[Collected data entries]
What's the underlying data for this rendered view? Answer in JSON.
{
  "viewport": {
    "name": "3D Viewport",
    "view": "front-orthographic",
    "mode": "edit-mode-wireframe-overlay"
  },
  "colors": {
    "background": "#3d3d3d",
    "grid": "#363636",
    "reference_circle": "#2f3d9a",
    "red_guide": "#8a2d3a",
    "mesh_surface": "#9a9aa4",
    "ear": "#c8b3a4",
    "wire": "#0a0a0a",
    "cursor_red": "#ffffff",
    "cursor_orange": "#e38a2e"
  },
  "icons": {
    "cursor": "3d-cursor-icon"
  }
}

• Task: Transcribe all lines as written.

• Task answer:
What's the underlying data for this rendered view? Answer in JSON.
{
  "viewport": {
    "name": "3D Viewport",
    "view": "front-orthographic",
    "mode": "edit-mode-wireframe-overlay"
  },
  "colors": {
    "background": "#3d3d3d",
    "grid": "#363636",
    "reference_circle": "#2f3d9a",
    "red_guide": "#8a2d3a",
    "mesh_surface": "#9a9aa4",
    "ear": "#c8b3a4",
    "wire": "#0a0a0a",
    "cursor_red": "#ffffff",
    "cursor_orange": "#e38a2e"
  },
  "icons": {
    "cursor": "3d-cursor-icon"
  }
}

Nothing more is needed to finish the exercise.